• **REQUIRED TASK**: Each record below should be repeated precisely as written.

• **Dataset records**:
####

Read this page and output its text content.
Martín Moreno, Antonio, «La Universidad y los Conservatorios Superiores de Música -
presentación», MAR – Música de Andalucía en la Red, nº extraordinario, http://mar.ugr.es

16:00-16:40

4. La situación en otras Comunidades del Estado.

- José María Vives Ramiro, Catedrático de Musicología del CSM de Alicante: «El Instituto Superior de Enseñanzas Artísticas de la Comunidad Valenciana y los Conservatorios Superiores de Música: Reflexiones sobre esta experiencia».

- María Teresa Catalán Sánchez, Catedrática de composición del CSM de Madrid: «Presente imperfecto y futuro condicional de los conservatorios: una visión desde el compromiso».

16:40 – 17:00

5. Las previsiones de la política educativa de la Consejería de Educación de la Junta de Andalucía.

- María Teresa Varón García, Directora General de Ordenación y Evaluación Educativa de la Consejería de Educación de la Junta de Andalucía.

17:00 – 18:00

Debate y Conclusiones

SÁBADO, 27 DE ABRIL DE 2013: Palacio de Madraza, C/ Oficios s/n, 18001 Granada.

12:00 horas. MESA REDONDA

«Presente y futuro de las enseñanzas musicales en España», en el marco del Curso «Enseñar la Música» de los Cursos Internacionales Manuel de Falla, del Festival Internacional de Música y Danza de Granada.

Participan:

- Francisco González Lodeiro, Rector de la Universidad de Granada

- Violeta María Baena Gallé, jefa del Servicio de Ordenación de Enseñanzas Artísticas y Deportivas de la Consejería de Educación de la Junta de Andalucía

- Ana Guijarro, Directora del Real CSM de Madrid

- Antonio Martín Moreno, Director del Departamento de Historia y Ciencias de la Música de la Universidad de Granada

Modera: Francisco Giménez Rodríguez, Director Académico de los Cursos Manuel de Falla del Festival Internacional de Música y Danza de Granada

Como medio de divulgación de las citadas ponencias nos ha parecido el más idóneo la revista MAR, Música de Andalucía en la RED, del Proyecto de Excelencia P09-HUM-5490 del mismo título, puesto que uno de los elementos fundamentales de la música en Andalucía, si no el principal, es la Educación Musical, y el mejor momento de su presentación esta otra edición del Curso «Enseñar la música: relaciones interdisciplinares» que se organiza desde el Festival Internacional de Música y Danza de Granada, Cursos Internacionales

####

• **TASK SOLUTION**:
Read this page and output its text content.
Martín Moreno, Antonio, «La Universidad y los Conservatorios Superiores de Música -
presentación», MAR – Música de Andalucía en la Red, nº extraordinario, http://mar.ugr.es

16:00-16:40

4. La situación en otras Comunidades del Estado.

- José María Vives Ramiro, Catedrático de Musicología del CSM de Alicante: «El Instituto Superior de Enseñanzas Artísticas de la Comunidad Valenciana y los Conservatorios Superiores de Música: Reflexiones sobre esta experiencia».

- María Teresa Catalán Sánchez, Catedrática de composición del CSM de Madrid: «Presente imperfecto y futuro condicional de los conservatorios: una visión desde el compromiso».

16:40 – 17:00

5. Las previsiones de la política educativa de la Consejería de Educación de la Junta de Andalucía.

- María Teresa Varón García, Directora General de Ordenación y Evaluación Educativa de la Consejería de Educación de la Junta de Andalucía.

17:00 – 18:00

Debate y Conclusiones

SÁBADO, 27 DE ABRIL DE 2013: Palacio de Madraza, C/ Oficios s/n, 18001 Granada.

12:00 horas. MESA REDONDA

«Presente y futuro de las enseñanzas musicales en España», en el marco del Curso «Enseñar la Música» de los Cursos Internacionales Manuel de Falla, del Festival Internacional de Música y Danza de Granada.

Participan:

- Francisco González Lodeiro, Rector de la Universidad de Granada

- Violeta María Baena Gallé, jefa del Servicio de Ordenación de Enseñanzas Artísticas y Deportivas de la Consejería de Educación de la Junta de Andalucía

- Ana Guijarro, Directora del Real CSM de Madrid

- Antonio Martín Moreno, Director del Departamento de Historia y Ciencias de la Música de la Universidad de Granada

Modera: Francisco Giménez Rodríguez, Director Académico de los Cursos Manuel de Falla del Festival Internacional de Música y Danza de Granada

Como medio de divulgación de las citadas ponencias nos ha parecido el más idóneo la revista MAR, Música de Andalucía en la RED, del Proyecto de Excelencia P09-HUM-5490 del mismo título, puesto que uno de los elementos fundamentales de la música en Andalucía, si no el principal, es la Educación Musical, y el mejor momento de su presentación esta otra edición del Curso «Enseñar la música: relaciones interdisciplinares» que se organiza desde el Festival Internacional de Música y Danza de Granada, Cursos Internacionales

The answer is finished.